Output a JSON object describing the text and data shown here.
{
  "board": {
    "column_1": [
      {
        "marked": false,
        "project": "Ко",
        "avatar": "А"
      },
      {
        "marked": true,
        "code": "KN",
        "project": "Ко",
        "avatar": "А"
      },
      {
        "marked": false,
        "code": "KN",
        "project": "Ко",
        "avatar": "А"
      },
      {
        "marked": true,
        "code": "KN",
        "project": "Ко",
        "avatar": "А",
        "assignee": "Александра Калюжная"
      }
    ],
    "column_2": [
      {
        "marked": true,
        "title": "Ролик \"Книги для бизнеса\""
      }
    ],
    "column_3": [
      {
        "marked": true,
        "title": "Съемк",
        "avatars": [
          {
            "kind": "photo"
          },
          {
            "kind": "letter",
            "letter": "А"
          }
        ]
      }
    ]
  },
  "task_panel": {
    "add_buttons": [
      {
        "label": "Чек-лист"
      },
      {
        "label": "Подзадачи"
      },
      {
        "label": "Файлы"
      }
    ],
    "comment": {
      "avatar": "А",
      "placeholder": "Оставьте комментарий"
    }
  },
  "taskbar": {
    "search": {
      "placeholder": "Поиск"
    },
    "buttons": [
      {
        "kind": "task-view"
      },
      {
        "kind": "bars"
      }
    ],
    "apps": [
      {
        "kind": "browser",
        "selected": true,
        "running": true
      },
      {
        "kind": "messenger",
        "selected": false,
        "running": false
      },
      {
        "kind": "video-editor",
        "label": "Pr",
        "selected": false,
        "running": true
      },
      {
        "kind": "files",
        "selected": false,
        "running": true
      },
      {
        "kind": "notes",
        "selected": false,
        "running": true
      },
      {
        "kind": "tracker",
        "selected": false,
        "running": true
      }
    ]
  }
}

_Your goal_. Across the entries above, how many lines contain "placeholder"? Provide only the count.

_Result_. 2